WHAT IS EXPECTED -
The required answer is an exact copy of every entry underneath.

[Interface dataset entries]

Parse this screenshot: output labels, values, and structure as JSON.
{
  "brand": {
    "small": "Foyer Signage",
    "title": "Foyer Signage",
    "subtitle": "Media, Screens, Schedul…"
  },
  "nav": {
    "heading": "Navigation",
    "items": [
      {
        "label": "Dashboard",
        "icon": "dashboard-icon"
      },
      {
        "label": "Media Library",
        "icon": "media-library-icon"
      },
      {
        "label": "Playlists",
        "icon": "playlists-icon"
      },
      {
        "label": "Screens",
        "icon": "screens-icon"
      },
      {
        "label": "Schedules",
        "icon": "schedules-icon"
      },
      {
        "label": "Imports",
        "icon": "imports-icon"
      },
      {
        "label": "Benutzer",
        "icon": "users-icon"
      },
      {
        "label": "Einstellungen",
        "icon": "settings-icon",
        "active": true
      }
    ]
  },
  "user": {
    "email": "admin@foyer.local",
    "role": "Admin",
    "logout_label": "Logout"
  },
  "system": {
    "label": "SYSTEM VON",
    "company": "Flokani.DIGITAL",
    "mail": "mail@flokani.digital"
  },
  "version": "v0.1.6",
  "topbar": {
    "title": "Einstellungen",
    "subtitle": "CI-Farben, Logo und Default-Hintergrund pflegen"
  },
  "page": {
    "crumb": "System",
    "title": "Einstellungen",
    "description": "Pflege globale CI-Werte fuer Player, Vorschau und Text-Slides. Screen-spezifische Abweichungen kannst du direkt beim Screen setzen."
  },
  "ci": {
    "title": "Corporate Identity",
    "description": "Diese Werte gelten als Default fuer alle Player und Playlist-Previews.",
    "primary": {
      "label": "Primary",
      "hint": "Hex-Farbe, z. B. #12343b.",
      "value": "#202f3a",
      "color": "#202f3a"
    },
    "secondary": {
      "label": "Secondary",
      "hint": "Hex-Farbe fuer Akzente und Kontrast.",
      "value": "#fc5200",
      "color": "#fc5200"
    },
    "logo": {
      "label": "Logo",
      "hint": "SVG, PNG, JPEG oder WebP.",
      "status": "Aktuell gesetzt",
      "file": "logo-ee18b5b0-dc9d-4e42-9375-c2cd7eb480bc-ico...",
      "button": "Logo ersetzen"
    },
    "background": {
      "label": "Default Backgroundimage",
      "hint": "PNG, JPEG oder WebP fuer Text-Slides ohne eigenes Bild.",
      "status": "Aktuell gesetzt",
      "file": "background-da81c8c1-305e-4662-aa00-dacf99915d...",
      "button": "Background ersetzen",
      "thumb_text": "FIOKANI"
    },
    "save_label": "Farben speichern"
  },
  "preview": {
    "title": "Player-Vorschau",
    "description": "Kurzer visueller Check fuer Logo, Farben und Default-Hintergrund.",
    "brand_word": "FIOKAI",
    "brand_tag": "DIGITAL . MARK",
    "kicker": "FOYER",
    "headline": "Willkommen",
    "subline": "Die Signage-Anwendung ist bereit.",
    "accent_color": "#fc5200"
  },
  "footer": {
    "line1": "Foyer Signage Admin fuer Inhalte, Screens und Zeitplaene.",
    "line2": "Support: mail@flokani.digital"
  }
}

SOLVED EXERCISE -
Parse this screenshot: output labels, values, and structure as JSON.
{
  "brand": {
    "small": "Foyer Signage",
    "title": "Foyer Signage",
    "subtitle": "Media, Screens, Schedul…"
  },
  "nav": {
    "heading": "Navigation",
    "items": [
      {
        "label": "Dashboard",
        "icon": "dashboard-icon"
      },
      {
        "label": "Media Library",
        "icon": "media-library-icon"
      },
      {
        "label": "Playlists",
        "icon": "playlists-icon"
      },
      {
        "label": "Screens",
        "icon": "screens-icon"
      },
      {
        "label": "Schedules",
        "icon": "schedules-icon"
      },
      {
        "label": "Imports",
        "icon": "imports-icon"
      },
      {
        "label": "Benutzer",
        "icon": "users-icon"
      },
      {
        "label": "Einstellungen",
        "icon": "settings-icon",
        "active": true
      }
    ]
  },
  "user": {
    "email": "admin@foyer.local",
    "role": "Admin",
    "logout_label": "Logout"
  },
  "system": {
    "label": "SYSTEM VON",
    "company": "Flokani.DIGITAL",
    "mail": "mail@flokani.digital"
  },
  "version": "v0.1.6",
  "topbar": {
    "title": "Einstellungen",
    "subtitle": "CI-Farben, Logo und Default-Hintergrund pflegen"
  },
  "page": {
    "crumb": "System",
    "title": "Einstellungen",
    "description": "Pflege globale CI-Werte fuer Player, Vorschau und Text-Slides. Screen-spezifische Abweichungen kannst du direkt beim Screen setzen."
  },
  "ci": {
    "title": "Corporate Identity",
    "description": "Diese Werte gelten als Default fuer alle Player und Playlist-Previews.",
    "primary": {
      "label": "Primary",
      "hint": "Hex-Farbe, z. B. #12343b.",
      "value": "#202f3a",
      "color": "#202f3a"
    },
    "secondary": {
      "label": "Secondary",
      "hint": "Hex-Farbe fuer Akzente und Kontrast.",
      "value": "#fc5200",
      "color": "#fc5200"
    },
    "logo": {
      "label": "Logo",
      "hint": "SVG, PNG, JPEG oder WebP.",
      "status": "Aktuell gesetzt",
      "file": "logo-ee18b5b0-dc9d-4e42-9375-c2cd7eb480bc-ico...",
      "button": "Logo ersetzen"
    },
    "background": {
      "label": "Default Backgroundimage",
      "hint": "PNG, JPEG oder WebP fuer Text-Slides ohne eigenes Bild.",
      "status": "Aktuell gesetzt",
      "file": "background-da81c8c1-305e-4662-aa00-dacf99915d...",
      "button": "Background ersetzen",
      "thumb_text": "FIOKANI"
    },
    "save_label": "Farben speichern"
  },
  "preview": {
    "title": "Player-Vorschau",
    "description": "Kurzer visueller Check fuer Logo, Farben und Default-Hintergrund.",
    "brand_word": "FIOKAI",
    "brand_tag": "DIGITAL . MARK",
    "kicker": "FOYER",
    "headline": "Willkommen",
    "subline": "Die Signage-Anwendung ist bereit.",
    "accent_color": "#fc5200"
  },
  "footer": {
    "line1": "Foyer Signage Admin fuer Inhalte, Screens und Zeitplaene.",
    "line2": "Support: mail@flokani.digital"
  }
}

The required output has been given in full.